** What you need to do **
Repeat the lines below word for word, from the line with "Enumerate the UI" up to and including the line with "trendline-group (81, 37, 763, 117)".

______

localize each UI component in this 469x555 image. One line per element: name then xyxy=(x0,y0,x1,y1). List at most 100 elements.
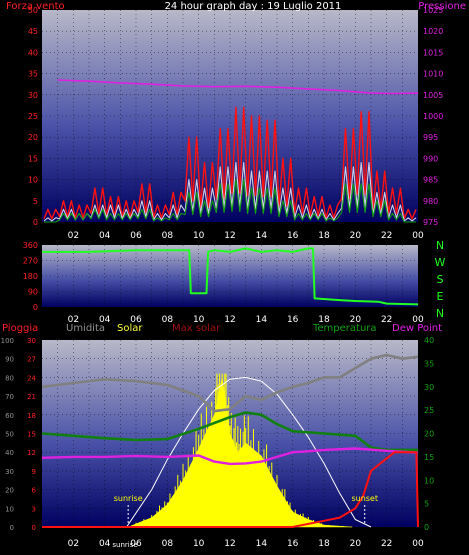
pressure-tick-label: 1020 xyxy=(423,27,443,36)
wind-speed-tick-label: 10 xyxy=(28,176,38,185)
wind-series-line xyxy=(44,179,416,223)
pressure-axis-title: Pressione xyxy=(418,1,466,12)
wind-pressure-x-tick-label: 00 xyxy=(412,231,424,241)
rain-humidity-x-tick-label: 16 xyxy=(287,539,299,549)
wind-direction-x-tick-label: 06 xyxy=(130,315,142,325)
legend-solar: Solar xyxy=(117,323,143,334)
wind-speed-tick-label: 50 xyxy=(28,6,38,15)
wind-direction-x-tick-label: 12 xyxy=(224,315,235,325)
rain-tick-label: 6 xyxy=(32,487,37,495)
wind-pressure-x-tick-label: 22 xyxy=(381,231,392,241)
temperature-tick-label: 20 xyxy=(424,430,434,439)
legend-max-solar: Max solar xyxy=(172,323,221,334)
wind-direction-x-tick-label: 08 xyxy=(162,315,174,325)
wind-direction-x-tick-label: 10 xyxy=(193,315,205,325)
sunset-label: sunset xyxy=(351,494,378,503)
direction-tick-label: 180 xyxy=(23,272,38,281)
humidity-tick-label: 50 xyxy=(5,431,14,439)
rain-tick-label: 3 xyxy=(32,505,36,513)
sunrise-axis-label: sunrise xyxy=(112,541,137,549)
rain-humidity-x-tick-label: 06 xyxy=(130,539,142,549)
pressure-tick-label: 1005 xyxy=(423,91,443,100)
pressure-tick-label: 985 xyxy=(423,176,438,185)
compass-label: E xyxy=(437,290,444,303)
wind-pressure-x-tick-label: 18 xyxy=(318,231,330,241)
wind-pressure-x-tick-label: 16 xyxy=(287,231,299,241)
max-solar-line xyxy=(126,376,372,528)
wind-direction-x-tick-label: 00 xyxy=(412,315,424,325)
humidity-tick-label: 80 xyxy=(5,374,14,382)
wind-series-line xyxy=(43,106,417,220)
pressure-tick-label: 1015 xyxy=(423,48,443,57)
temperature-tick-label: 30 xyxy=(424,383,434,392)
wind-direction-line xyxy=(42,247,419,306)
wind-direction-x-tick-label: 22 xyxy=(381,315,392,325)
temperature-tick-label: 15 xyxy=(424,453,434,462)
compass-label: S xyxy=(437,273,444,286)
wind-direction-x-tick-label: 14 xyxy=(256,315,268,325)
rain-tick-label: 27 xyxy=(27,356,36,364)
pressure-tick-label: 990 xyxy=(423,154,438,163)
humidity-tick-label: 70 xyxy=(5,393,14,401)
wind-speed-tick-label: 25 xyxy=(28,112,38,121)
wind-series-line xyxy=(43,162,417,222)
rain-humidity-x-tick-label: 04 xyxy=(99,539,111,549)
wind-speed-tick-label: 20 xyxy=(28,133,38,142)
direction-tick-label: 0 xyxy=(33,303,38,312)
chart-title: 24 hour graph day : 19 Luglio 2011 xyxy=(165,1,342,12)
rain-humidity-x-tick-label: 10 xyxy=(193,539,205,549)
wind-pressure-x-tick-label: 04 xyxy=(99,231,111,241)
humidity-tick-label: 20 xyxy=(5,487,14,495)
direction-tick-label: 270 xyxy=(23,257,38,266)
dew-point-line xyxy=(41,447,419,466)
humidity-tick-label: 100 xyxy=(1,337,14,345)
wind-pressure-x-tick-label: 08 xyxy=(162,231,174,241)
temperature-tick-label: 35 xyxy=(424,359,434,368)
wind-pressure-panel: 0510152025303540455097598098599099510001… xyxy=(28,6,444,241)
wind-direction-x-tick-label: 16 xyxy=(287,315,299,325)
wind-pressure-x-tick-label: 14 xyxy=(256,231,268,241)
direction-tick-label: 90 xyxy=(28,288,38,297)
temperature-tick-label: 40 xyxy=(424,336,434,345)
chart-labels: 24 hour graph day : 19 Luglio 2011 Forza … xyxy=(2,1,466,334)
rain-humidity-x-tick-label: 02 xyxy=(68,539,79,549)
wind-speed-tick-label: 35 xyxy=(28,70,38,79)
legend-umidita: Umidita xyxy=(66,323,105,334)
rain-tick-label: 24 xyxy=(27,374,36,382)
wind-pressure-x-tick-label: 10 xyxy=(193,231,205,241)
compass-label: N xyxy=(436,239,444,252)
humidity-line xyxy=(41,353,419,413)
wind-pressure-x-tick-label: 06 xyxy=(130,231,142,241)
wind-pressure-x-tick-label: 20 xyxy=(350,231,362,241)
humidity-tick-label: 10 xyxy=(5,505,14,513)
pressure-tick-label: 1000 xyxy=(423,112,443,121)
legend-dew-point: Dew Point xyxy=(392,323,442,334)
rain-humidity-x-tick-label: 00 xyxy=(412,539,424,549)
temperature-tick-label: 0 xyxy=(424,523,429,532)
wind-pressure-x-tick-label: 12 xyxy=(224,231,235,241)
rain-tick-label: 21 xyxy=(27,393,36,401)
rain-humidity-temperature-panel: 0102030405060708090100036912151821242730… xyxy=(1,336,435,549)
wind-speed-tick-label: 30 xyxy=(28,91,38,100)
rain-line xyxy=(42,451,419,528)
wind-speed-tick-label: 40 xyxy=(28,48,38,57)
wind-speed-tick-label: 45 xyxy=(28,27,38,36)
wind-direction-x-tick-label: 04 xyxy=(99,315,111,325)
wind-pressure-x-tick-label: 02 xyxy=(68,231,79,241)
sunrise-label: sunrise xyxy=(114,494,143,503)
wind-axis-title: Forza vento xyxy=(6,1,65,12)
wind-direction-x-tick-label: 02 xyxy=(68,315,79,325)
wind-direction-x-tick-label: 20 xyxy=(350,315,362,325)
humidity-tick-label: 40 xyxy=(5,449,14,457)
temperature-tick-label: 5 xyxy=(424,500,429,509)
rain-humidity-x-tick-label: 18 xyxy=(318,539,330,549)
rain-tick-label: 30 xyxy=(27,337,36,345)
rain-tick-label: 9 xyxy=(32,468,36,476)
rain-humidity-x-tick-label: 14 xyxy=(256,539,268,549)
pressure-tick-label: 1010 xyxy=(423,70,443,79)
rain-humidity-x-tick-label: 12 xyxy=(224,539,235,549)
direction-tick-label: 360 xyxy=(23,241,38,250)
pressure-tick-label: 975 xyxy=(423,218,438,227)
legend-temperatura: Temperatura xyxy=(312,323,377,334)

______

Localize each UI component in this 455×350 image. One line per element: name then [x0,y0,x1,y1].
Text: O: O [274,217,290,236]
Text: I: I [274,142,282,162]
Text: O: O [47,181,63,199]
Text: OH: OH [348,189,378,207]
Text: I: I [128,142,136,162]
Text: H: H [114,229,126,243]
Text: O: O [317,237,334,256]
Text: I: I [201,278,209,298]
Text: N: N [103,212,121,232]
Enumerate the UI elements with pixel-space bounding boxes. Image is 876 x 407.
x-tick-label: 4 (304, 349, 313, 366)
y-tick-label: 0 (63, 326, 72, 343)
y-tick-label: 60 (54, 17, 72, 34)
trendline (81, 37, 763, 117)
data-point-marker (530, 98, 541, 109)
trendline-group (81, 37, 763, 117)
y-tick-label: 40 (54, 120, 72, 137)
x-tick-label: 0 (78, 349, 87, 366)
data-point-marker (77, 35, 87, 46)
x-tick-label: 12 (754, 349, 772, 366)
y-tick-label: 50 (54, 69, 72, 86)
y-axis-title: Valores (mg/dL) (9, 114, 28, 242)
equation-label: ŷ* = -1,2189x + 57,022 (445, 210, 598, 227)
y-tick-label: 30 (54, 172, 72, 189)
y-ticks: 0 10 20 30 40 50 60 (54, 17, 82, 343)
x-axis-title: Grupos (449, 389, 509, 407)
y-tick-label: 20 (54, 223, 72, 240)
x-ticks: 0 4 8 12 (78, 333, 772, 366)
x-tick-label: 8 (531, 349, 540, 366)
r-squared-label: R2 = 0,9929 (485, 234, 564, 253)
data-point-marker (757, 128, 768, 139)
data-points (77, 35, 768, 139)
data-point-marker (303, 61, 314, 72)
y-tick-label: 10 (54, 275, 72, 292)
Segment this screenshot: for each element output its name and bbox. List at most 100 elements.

______

** Output of the task **
Enumerate the UI elements with pixel-space bounding boxes. Image is 876 x 407.
x-tick-label: 4 (304, 349, 313, 366)
y-tick-label: 0 (63, 326, 72, 343)
y-tick-label: 60 (54, 17, 72, 34)
trendline (81, 37, 763, 117)
data-point-marker (530, 98, 541, 109)
trendline-group (81, 37, 763, 117)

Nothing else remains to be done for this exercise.